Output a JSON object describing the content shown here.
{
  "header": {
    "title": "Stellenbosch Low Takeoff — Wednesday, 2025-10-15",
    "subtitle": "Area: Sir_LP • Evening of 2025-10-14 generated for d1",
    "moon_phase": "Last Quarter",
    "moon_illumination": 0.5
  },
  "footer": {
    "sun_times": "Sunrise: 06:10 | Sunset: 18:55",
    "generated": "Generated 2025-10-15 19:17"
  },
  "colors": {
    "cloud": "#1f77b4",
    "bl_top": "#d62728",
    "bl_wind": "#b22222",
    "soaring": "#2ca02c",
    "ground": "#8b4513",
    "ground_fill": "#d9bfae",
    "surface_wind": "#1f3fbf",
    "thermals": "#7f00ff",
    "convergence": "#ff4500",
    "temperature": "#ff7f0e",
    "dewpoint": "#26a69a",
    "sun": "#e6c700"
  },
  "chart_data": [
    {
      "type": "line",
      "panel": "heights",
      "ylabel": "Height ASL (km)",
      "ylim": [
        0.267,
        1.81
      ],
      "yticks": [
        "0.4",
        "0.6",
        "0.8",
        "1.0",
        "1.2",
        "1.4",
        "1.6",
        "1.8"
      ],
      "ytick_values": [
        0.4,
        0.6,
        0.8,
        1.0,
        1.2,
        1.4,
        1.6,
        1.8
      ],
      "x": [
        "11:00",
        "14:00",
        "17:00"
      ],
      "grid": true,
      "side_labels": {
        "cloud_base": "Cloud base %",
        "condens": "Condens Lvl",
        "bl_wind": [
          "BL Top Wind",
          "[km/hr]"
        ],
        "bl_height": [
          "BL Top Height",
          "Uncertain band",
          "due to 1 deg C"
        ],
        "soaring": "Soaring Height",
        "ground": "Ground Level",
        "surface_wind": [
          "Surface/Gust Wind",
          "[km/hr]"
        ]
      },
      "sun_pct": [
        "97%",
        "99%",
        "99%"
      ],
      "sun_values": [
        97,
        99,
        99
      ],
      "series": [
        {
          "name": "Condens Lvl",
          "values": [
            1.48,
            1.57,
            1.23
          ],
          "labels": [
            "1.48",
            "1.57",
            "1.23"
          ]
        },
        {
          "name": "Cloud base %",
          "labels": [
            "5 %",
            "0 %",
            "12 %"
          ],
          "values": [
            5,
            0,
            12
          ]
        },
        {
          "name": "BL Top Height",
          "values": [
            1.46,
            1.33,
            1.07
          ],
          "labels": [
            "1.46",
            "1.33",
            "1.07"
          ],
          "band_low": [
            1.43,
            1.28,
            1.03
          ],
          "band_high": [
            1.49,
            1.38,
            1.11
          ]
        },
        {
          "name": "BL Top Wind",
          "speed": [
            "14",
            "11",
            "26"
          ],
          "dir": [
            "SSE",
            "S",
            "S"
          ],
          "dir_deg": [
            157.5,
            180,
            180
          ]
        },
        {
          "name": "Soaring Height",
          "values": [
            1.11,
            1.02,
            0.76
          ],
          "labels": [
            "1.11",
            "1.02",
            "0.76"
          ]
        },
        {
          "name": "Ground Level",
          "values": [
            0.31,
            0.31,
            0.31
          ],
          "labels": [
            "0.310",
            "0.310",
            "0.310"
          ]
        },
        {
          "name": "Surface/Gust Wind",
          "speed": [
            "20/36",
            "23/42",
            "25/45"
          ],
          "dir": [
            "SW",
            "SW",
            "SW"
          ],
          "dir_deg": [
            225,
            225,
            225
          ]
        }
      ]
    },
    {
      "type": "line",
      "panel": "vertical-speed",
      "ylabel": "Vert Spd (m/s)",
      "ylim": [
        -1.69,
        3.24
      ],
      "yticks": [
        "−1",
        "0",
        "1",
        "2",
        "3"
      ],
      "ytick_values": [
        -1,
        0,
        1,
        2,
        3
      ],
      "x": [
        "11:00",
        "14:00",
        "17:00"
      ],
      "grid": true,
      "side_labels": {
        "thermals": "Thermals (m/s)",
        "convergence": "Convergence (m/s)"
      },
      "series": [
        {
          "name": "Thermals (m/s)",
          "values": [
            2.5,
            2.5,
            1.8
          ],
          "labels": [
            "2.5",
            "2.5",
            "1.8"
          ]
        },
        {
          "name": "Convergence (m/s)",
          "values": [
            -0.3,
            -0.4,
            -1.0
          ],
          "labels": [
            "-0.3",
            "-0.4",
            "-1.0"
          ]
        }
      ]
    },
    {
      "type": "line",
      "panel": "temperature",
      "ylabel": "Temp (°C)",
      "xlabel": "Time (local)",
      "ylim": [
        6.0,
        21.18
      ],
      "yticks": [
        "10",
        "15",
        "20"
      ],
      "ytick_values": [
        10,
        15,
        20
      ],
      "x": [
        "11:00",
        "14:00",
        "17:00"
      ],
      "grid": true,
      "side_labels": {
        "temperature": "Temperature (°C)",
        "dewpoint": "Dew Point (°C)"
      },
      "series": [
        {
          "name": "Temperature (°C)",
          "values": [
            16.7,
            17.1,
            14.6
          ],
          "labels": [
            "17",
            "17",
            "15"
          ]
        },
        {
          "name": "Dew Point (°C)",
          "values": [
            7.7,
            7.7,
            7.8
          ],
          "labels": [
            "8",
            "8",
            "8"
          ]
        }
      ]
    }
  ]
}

- **WHAT TO PRODUCE**
In this exercise, repeat all entries exactly.

- **FULL ANSWER**
Output a JSON object describing the content shown here.
{
  "header": {
    "title": "Stellenbosch Low Takeoff — Wednesday, 2025-10-15",
    "subtitle": "Area: Sir_LP • Evening of 2025-10-14 generated for d1",
    "moon_phase": "Last Quarter",
    "moon_illumination": 0.5
  },
  "footer": {
    "sun_times": "Sunrise: 06:10 | Sunset: 18:55",
    "generated": "Generated 2025-10-15 19:17"
  },
  "colors": {
    "cloud": "#1f77b4",
    "bl_top": "#d62728",
    "bl_wind": "#b22222",
    "soaring": "#2ca02c",
    "ground": "#8b4513",
    "ground_fill": "#d9bfae",
    "surface_wind": "#1f3fbf",
    "thermals": "#7f00ff",
    "convergence": "#ff4500",
    "temperature": "#ff7f0e",
    "dewpoint": "#26a69a",
    "sun": "#e6c700"
  },
  "chart_data": [
    {
      "type": "line",
      "panel": "heights",
      "ylabel": "Height ASL (km)",
      "ylim": [
        0.267,
        1.81
      ],
      "yticks": [
        "0.4",
        "0.6",
        "0.8",
        "1.0",
        "1.2",
        "1.4",
        "1.6",
        "1.8"
      ],
      "ytick_values": [
        0.4,
        0.6,
        0.8,
        1.0,
        1.2,
        1.4,
        1.6,
        1.8
      ],
      "x": [
        "11:00",
        "14:00",
        "17:00"
      ],
      "grid": true,
      "side_labels": {
        "cloud_base": "Cloud base %",
        "condens": "Condens Lvl",
        "bl_wind": [
          "BL Top Wind",
          "[km/hr]"
        ],
        "bl_height": [
          "BL Top Height",
          "Uncertain band",
          "due to 1 deg C"
        ],
        "soaring": "Soaring Height",
        "ground": "Ground Level",
        "surface_wind": [
          "Surface/Gust Wind",
          "[km/hr]"
        ]
      },
      "sun_pct": [
        "97%",
        "99%",
        "99%"
      ],
      "sun_values": [
        97,
        99,
        99
      ],
      "series": [
        {
          "name": "Condens Lvl",
          "values": [
            1.48,
            1.57,
            1.23
          ],
          "labels": [
            "1.48",
            "1.57",
            "1.23"
          ]
        },
        {
          "name": "Cloud base %",
          "labels": [
            "5 %",
            "0 %",
            "12 %"
          ],
          "values": [
            5,
            0,
            12
          ]
        },
        {
          "name": "BL Top Height",
          "values": [
            1.46,
            1.33,
            1.07
          ],
          "labels": [
            "1.46",
            "1.33",
            "1.07"
          ],
          "band_low": [
            1.43,
            1.28,
            1.03
          ],
          "band_high": [
            1.49,
            1.38,
            1.11
          ]
        },
        {
          "name": "BL Top Wind",
          "speed": [
            "14",
            "11",
            "26"
          ],
          "dir": [
            "SSE",
            "S",
            "S"
          ],
          "dir_deg": [
            157.5,
            180,
            180
          ]
        },
        {
          "name": "Soaring Height",
          "values": [
            1.11,
            1.02,
            0.76
          ],
          "labels": [
            "1.11",
            "1.02",
            "0.76"
          ]
        },
        {
          "name": "Ground Level",
          "values": [
            0.31,
            0.31,
            0.31
          ],
          "labels": [
            "0.310",
            "0.310",
            "0.310"
          ]
        },
        {
          "name": "Surface/Gust Wind",
          "speed": [
            "20/36",
            "23/42",
            "25/45"
          ],
          "dir": [
            "SW",
            "SW",
            "SW"
          ],
          "dir_deg": [
            225,
            225,
            225
          ]
        }
      ]
    },
    {
      "type": "line",
      "panel": "vertical-speed",
      "ylabel": "Vert Spd (m/s)",
      "ylim": [
        -1.69,
        3.24
      ],
      "yticks": [
        "−1",
        "0",
        "1",
        "2",
        "3"
      ],
      "ytick_values": [
        -1,
        0,
        1,
        2,
        3
      ],
      "x": [
        "11:00",
        "14:00",
        "17:00"
      ],
      "grid": true,
      "side_labels": {
        "thermals": "Thermals (m/s)",
        "convergence": "Convergence (m/s)"
      },
      "series": [
        {
          "name": "Thermals (m/s)",
          "values": [
            2.5,
            2.5,
            1.8
          ],
          "labels": [
            "2.5",
            "2.5",
            "1.8"
          ]
        },
        {
          "name": "Convergence (m/s)",
          "values": [
            -0.3,
            -0.4,
            -1.0
          ],
          "labels": [
            "-0.3",
            "-0.4",
            "-1.0"
          ]
        }
      ]
    },
    {
      "type": "line",
      "panel": "temperature",
      "ylabel": "Temp (°C)",
      "xlabel": "Time (local)",
      "ylim": [
        6.0,
        21.18
      ],
      "yticks": [
        "10",
        "15",
        "20"
      ],
      "ytick_values": [
        10,
        15,
        20
      ],
      "x": [
        "11:00",
        "14:00",
        "17:00"
      ],
      "grid": true,
      "side_labels": {
        "temperature": "Temperature (°C)",
        "dewpoint": "Dew Point (°C)"
      },
      "series": [
        {
          "name": "Temperature (°C)",
          "values": [
            16.7,
            17.1,
            14.6
          ],
          "labels": [
            "17",
            "17",
            "15"
          ]
        },
        {
          "name": "Dew Point (°C)",
          "values": [
            7.7,
            7.7,
            7.8
          ],
          "labels": [
            "8",
            "8",
            "8"
          ]
        }
      ]
    }
  ]
}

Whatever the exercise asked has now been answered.